--- Available records ---

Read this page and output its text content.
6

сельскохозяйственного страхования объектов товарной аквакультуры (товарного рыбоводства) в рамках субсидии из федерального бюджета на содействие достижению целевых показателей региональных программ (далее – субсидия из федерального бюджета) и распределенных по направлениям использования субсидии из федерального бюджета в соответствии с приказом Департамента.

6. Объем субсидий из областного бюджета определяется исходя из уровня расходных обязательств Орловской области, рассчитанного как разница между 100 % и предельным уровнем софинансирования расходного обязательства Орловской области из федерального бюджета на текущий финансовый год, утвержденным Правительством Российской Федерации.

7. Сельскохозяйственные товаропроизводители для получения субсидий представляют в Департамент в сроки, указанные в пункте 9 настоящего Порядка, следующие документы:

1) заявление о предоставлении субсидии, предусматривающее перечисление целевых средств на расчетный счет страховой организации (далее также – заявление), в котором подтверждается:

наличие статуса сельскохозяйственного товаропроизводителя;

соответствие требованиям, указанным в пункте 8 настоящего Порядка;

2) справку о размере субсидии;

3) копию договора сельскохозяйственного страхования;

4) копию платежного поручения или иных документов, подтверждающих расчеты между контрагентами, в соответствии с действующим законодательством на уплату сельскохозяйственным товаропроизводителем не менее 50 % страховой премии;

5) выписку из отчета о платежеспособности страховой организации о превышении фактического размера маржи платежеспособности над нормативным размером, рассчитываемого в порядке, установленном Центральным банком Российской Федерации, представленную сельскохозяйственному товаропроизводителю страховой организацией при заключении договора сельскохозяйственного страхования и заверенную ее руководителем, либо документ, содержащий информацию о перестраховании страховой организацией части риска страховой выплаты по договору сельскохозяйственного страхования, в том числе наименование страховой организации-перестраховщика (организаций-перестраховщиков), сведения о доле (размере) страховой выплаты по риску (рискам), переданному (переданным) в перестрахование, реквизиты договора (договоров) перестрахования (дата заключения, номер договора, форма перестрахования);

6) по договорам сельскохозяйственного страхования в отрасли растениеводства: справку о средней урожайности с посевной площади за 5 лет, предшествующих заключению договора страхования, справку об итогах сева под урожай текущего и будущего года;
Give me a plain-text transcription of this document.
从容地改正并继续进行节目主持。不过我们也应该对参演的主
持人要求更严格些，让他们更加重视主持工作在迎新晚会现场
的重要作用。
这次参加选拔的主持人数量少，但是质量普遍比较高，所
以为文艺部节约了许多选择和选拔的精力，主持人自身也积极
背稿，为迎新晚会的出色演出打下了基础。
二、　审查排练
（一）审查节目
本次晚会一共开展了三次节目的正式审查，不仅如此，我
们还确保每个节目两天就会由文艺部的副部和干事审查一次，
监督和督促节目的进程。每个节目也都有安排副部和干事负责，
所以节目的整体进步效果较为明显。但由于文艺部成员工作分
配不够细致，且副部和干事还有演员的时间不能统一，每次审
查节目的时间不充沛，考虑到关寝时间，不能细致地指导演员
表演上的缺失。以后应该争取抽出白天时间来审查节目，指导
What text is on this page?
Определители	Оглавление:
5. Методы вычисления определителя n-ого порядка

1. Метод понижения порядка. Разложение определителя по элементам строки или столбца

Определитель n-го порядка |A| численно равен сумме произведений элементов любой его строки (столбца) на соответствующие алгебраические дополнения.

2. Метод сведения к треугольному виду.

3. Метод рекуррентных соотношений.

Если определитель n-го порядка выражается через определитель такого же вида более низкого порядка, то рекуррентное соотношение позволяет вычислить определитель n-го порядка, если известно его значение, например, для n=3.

---

*Work to be completed:* The required output is the number of lines containing the word "справку", and nothing besides.

*Solution for this task:* 2